(Structured figure records)
----------

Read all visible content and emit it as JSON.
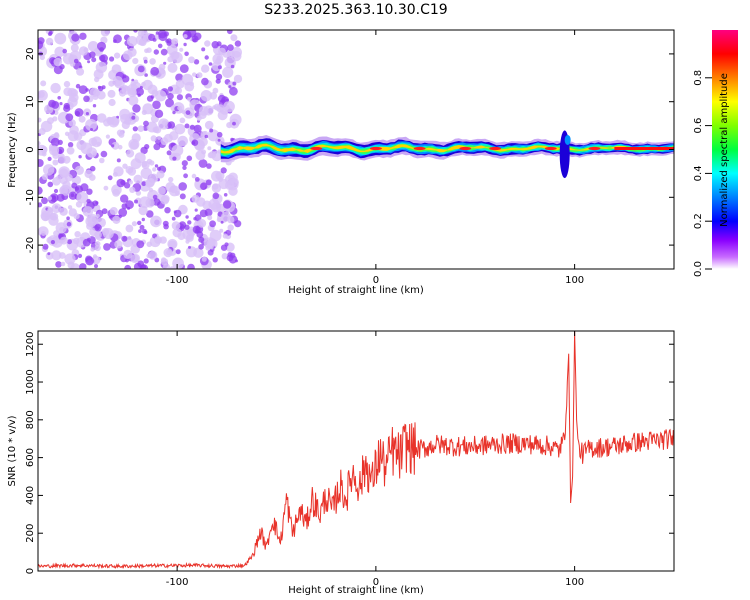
{
  "title": "S233.2025.363.10.30.C19",
  "colors": {
    "snr_line": "#e8332a",
    "frame": "#000000",
    "speckle": "#8f3cf0",
    "speckle_light": "#d8c0f7"
  },
  "chart_data": [
    {
      "type": "heatmap",
      "name": "spectrogram",
      "xlabel": "Height of straight line (km)",
      "ylabel": "Frequency (Hz)",
      "xlim": [
        -170,
        150
      ],
      "ylim": [
        -25,
        25
      ],
      "x_ticks": [
        -100,
        0,
        100
      ],
      "y_ticks": [
        -20,
        -10,
        0,
        10,
        20
      ],
      "noise_region_x": [
        -170,
        -69
      ],
      "signal_start_x": -78,
      "signal_frequency": 0,
      "secondary_feature": {
        "x": 95,
        "freq_range": [
          -6,
          4
        ]
      },
      "colorbar": {
        "label": "Normalized spectral amplitude",
        "range": [
          0.0,
          1.0
        ],
        "ticks": [
          0.0,
          0.2,
          0.4,
          0.6,
          0.8
        ],
        "tick_labels": [
          "0.0",
          "0.2",
          "0.4",
          "0.6",
          "0.8"
        ],
        "colormap": "rainbow"
      }
    },
    {
      "type": "line",
      "name": "snr",
      "xlabel": "Height of straight line (km)",
      "ylabel": "SNR (10 * v/v)",
      "xlim": [
        -170,
        150
      ],
      "ylim": [
        0,
        1270
      ],
      "x_ticks": [
        -100,
        0,
        100
      ],
      "y_ticks": [
        0,
        200,
        400,
        600,
        800,
        1000,
        1200
      ],
      "series": [
        {
          "name": "SNR",
          "x": [
            -170,
            -150,
            -130,
            -110,
            -90,
            -75,
            -66,
            -62,
            -58,
            -55,
            -52,
            -48,
            -45,
            -42,
            -38,
            -35,
            -32,
            -28,
            -25,
            -22,
            -18,
            -15,
            -12,
            -8,
            -5,
            -2,
            2,
            5,
            8,
            12,
            15,
            20,
            25,
            30,
            40,
            50,
            60,
            70,
            80,
            88,
            92,
            95,
            97,
            98,
            99,
            100,
            101,
            102,
            104,
            108,
            120,
            130,
            140,
            150
          ],
          "y": [
            25,
            30,
            25,
            28,
            30,
            25,
            30,
            80,
            210,
            120,
            280,
            150,
            380,
            200,
            320,
            250,
            380,
            300,
            400,
            320,
            450,
            380,
            520,
            450,
            570,
            470,
            620,
            540,
            640,
            600,
            670,
            640,
            650,
            670,
            660,
            660,
            670,
            675,
            670,
            660,
            640,
            700,
            1150,
            360,
            500,
            1270,
            800,
            650,
            620,
            650,
            660,
            680,
            690,
            700
          ]
        }
      ]
    }
  ]
}
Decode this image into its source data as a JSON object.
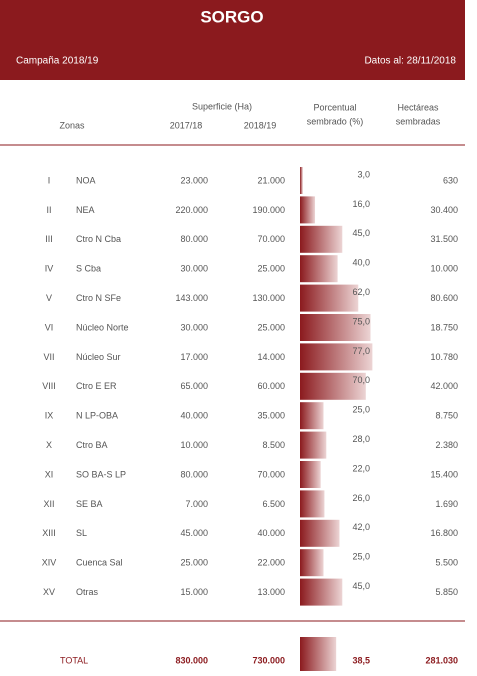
{
  "header": {
    "title": "SORGO",
    "campaign": "Campaña 2018/19",
    "date": "Datos al: 28/11/2018"
  },
  "table": {
    "columns": {
      "surface": "Superficie (Ha)",
      "zones": "Zonas",
      "year1": "2017/18",
      "year2": "2018/19",
      "percent": [
        "Porcentual",
        "sembrado (%)"
      ],
      "hectares": [
        "Hectáreas",
        "sembradas"
      ]
    },
    "rows": [
      [
        "I",
        "NOA",
        "23.000",
        "21.000",
        {
          "value": 3.0,
          "label": "3,0"
        },
        "630"
      ],
      [
        "II",
        "NEA",
        "220.000",
        "190.000",
        {
          "value": 16.0,
          "label": "16,0"
        },
        "30.400"
      ],
      [
        "III",
        "Ctro N Cba",
        "80.000",
        "70.000",
        {
          "value": 45.0,
          "label": "45,0"
        },
        "31.500"
      ],
      [
        "IV",
        "S Cba",
        "30.000",
        "25.000",
        {
          "value": 40.0,
          "label": "40,0"
        },
        "10.000"
      ],
      [
        "V",
        "Ctro N SFe",
        "143.000",
        "130.000",
        {
          "value": 62.0,
          "label": "62,0"
        },
        "80.600"
      ],
      [
        "VI",
        "Núcleo Norte",
        "30.000",
        "25.000",
        {
          "value": 75.0,
          "label": "75,0"
        },
        "18.750"
      ],
      [
        "VII",
        "Núcleo Sur",
        "17.000",
        "14.000",
        {
          "value": 77.0,
          "label": "77,0"
        },
        "10.780"
      ],
      [
        "VIII",
        "Ctro E ER",
        "65.000",
        "60.000",
        {
          "value": 70.0,
          "label": "70,0"
        },
        "42.000"
      ],
      [
        "IX",
        "N LP-OBA",
        "40.000",
        "35.000",
        {
          "value": 25.0,
          "label": "25,0"
        },
        "8.750"
      ],
      [
        "X",
        "Ctro BA",
        "10.000",
        "8.500",
        {
          "value": 28.0,
          "label": "28,0"
        },
        "2.380"
      ],
      [
        "XI",
        "SO BA-S LP",
        "80.000",
        "70.000",
        {
          "value": 22.0,
          "label": "22,0"
        },
        "15.400"
      ],
      [
        "XII",
        "SE BA",
        "7.000",
        "6.500",
        {
          "value": 26.0,
          "label": "26,0"
        },
        "1.690"
      ],
      [
        "XIII",
        "SL",
        "45.000",
        "40.000",
        {
          "value": 42.0,
          "label": "42,0"
        },
        "16.800"
      ],
      [
        "XIV",
        "Cuenca Sal",
        "25.000",
        "22.000",
        {
          "value": 25.0,
          "label": "25,0"
        },
        "5.500"
      ],
      [
        "XV",
        "Otras",
        "15.000",
        "13.000",
        {
          "value": 45.0,
          "label": "45,0"
        },
        "5.850"
      ]
    ],
    "total": [
      "TOTAL",
      "830.000",
      "730.000",
      {
        "value": 38.5,
        "label": "38,5"
      },
      "281.030"
    ]
  }
}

----------

■ WRITTEN EXERCISE: Output every entry exactly as given; pictures are not part of the copy.

■ SOLUTION BELOW:
Read all visible content and emit it as JSON.
{
  "title": "S233.2025.363.10.30.C19",
  "colors": {
    "snr_line": "#e8332a",
    "frame": "#000000",
    "speckle": "#8f3cf0",
    "speckle_light": "#d8c0f7"
  },
  "chart_data": [
    {
      "type": "heatmap",
      "name": "spectrogram",
      "xlabel": "Height of straight line (km)",
      "ylabel": "Frequency (Hz)",
      "xlim": [
        -170,
        150
      ],
      "ylim": [
        -25,
        25
      ],
      "x_ticks": [
        -100,
        0,
        100
      ],
      "y_ticks": [
        -20,
        -10,
        0,
        10,
        20
      ],
      "noise_region_x": [
        -170,
        -69
      ],
      "signal_start_x": -78,
      "signal_frequency": 0,
      "secondary_feature": {
        "x": 95,
        "freq_range": [
          -6,
          4
        ]
      },
      "colorbar": {
        "label": "Normalized spectral amplitude",
        "range": [
          0.0,
          1.0
        ],
        "ticks": [
          0.0,
          0.2,
          0.4,
          0.6,
          0.8
        ],
        "tick_labels": [
          "0.0",
          "0.2",
          "0.4",
          "0.6",
          "0.8"
        ],
        "colormap": "rainbow"
      }
    },
    {
      "type": "line",
      "name": "snr",
      "xlabel": "Height of straight line (km)",
      "ylabel": "SNR (10 * v/v)",
      "xlim": [
        -170,
        150
      ],
      "ylim": [
        0,
        1270
      ],
      "x_ticks": [
        -100,
        0,
        100
      ],
      "y_ticks": [
        0,
        200,
        400,
        600,
        800,
        1000,
        1200
      ],
      "series": [
        {
          "name": "SNR",
          "x": [
            -170,
            -150,
            -130,
            -110,
            -90,
            -75,
            -66,
            -62,
            -58,
            -55,
            -52,
            -48,
            -45,
            -42,
            -38,
            -35,
            -32,
            -28,
            -25,
            -22,
            -18,
            -15,
            -12,
            -8,
            -5,
            -2,
            2,
            5,
            8,
            12,
            15,
            20,
            25,
            30,
            40,
            50,
            60,
            70,
            80,
            88,
            92,
            95,
            97,
            98,
            99,
            100,
            101,
            102,
            104,
            108,
            120,
            130,
            140,
            150
          ],
          "y": [
            25,
            30,
            25,
            28,
            30,
            25,
            30,
            80,
            210,
            120,
            280,
            150,
            380,
            200,
            320,
            250,
            380,
            300,
            400,
            320,
            450,
            380,
            520,
            450,
            570,
            470,
            620,
            540,
            640,
            600,
            670,
            640,
            650,
            670,
            660,
            660,
            670,
            675,
            670,
            660,
            640,
            700,
            1150,
            360,
            500,
            1270,
            800,
            650,
            620,
            650,
            660,
            680,
            690,
            700
          ]
        }
      ]
    }
  ]
}
Decode this image into its source data as a JSON object.
{
  "header": {
    "title": "SORGO",
    "campaign": "Campaña 2018/19",
    "date": "Datos al: 28/11/2018"
  },
  "table": {
    "columns": {
      "surface": "Superficie (Ha)",
      "zones": "Zonas",
      "year1": "2017/18",
      "year2": "2018/19",
      "percent": [
        "Porcentual",
        "sembrado (%)"
      ],
      "hectares": [
        "Hectáreas",
        "sembradas"
      ]
    },
    "rows": [
      [
        "I",
        "NOA",
        "23.000",
        "21.000",
        {
          "value": 3.0,
          "label": "3,0"
        },
        "630"
      ],
      [
        "II",
        "NEA",
        "220.000",
        "190.000",
        {
          "value": 16.0,
          "label": "16,0"
        },
        "30.400"
      ],
      [
        "III",
        "Ctro N Cba",
        "80.000",
        "70.000",
        {
          "value": 45.0,
          "label": "45,0"
        },
        "31.500"
      ],
      [
        "IV",
        "S Cba",
        "30.000",
        "25.000",
        {
          "value": 40.0,
          "label": "40,0"
        },
        "10.000"
      ],
      [
        "V",
        "Ctro N SFe",
        "143.000",
        "130.000",
        {
          "value": 62.0,
          "label": "62,0"
        },
        "80.600"
      ],
      [
        "VI",
        "Núcleo Norte",
        "30.000",
        "25.000",
        {
          "value": 75.0,
          "label": "75,0"
        },
        "18.750"
      ],
      [
        "VII",
        "Núcleo Sur",
        "17.000",
        "14.000",
        {
          "value": 77.0,
          "label": "77,0"
        },
        "10.780"
      ],
      [
        "VIII",
        "Ctro E ER",
        "65.000",
        "60.000",
        {
          "value": 70.0,
          "label": "70,0"
        },
        "42.000"
      ],
      [
        "IX",
        "N LP-OBA",
        "40.000",
        "35.000",
        {
          "value": 25.0,
          "label": "25,0"
        },
        "8.750"
      ],
      [
        "X",
        "Ctro BA",
        "10.000",
        "8.500",
        {
          "value": 28.0,
          "label": "28,0"
        },
        "2.380"
      ],
      [
        "XI",
        "SO BA-S LP",
        "80.000",
        "70.000",
        {
          "value": 22.0,
          "label": "22,0"
        },
        "15.400"
      ],
      [
        "XII",
        "SE BA",
        "7.000",
        "6.500",
        {
          "value": 26.0,
          "label": "26,0"
        },
        "1.690"
      ],
      [
        "XIII",
        "SL",
        "45.000",
        "40.000",
        {
          "value": 42.0,
          "label": "42,0"
        },
        "16.800"
      ],
      [
        "XIV",
        "Cuenca Sal",
        "25.000",
        "22.000",
        {
          "value": 25.0,
          "label": "25,0"
        },
        "5.500"
      ],
      [
        "XV",
        "Otras",
        "15.000",
        "13.000",
        {
          "value": 45.0,
          "label": "45,0"
        },
        "5.850"
      ]
    ],
    "total": [
      "TOTAL",
      "830.000",
      "730.000",
      {
        "value": 38.5,
        "label": "38,5"
      },
      "281.030"
    ]
  }
}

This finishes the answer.